(SUPPLIED RECORDS)
☆ ☆ ☆ ☆ ☆ ☆ ☆

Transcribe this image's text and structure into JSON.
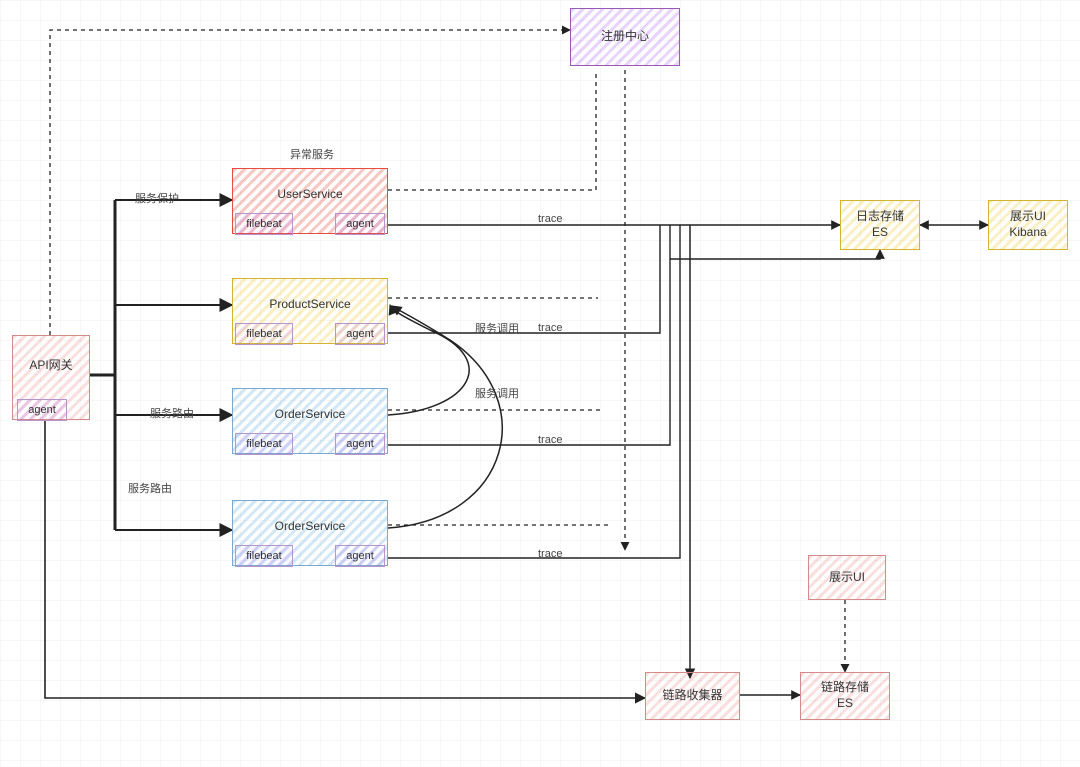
{
  "nodes": {
    "registry": {
      "label": "注册中心"
    },
    "apiGateway": {
      "label": "API网关",
      "agent": "agent"
    },
    "userService": {
      "label": "UserService",
      "filebeat": "filebeat",
      "agent": "agent",
      "caption": "异常服务"
    },
    "productService": {
      "label": "ProductService",
      "filebeat": "filebeat",
      "agent": "agent"
    },
    "orderService1": {
      "label": "OrderService",
      "filebeat": "filebeat",
      "agent": "agent"
    },
    "orderService2": {
      "label": "OrderService",
      "filebeat": "filebeat",
      "agent": "agent"
    },
    "logStore": {
      "label": "日志存储\nES"
    },
    "showUiKibana": {
      "label": "展示UI\nKibana"
    },
    "showUi": {
      "label": "展示UI"
    },
    "traceCollector": {
      "label": "链路收集器"
    },
    "traceStore": {
      "label": "链路存储\nES"
    }
  },
  "edgeLabels": {
    "serviceProtect": "服务保护",
    "serviceRoute1": "服务路由",
    "serviceRoute2": "服务路由",
    "serviceCall1": "服务调用",
    "serviceCall2": "服务调用",
    "trace1": "trace",
    "trace2": "trace",
    "trace3": "trace",
    "trace4": "trace"
  }
}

☆ ☆ ☆ ☆ ☆ ☆ ☆

(STATED EXERCISE)
Print out every entry above without changing a word, and leave out the pictures.

(COMPLETE OUTPUT)
Transcribe this image's text and structure into JSON.
{
  "nodes": {
    "registry": {
      "label": "注册中心"
    },
    "apiGateway": {
      "label": "API网关",
      "agent": "agent"
    },
    "userService": {
      "label": "UserService",
      "filebeat": "filebeat",
      "agent": "agent",
      "caption": "异常服务"
    },
    "productService": {
      "label": "ProductService",
      "filebeat": "filebeat",
      "agent": "agent"
    },
    "orderService1": {
      "label": "OrderService",
      "filebeat": "filebeat",
      "agent": "agent"
    },
    "orderService2": {
      "label": "OrderService",
      "filebeat": "filebeat",
      "agent": "agent"
    },
    "logStore": {
      "label": "日志存储\nES"
    },
    "showUiKibana": {
      "label": "展示UI\nKibana"
    },
    "showUi": {
      "label": "展示UI"
    },
    "traceCollector": {
      "label": "链路收集器"
    },
    "traceStore": {
      "label": "链路存储\nES"
    }
  },
  "edgeLabels": {
    "serviceProtect": "服务保护",
    "serviceRoute1": "服务路由",
    "serviceRoute2": "服务路由",
    "serviceCall1": "服务调用",
    "serviceCall2": "服务调用",
    "trace1": "trace",
    "trace2": "trace",
    "trace3": "trace",
    "trace4": "trace"
  }
}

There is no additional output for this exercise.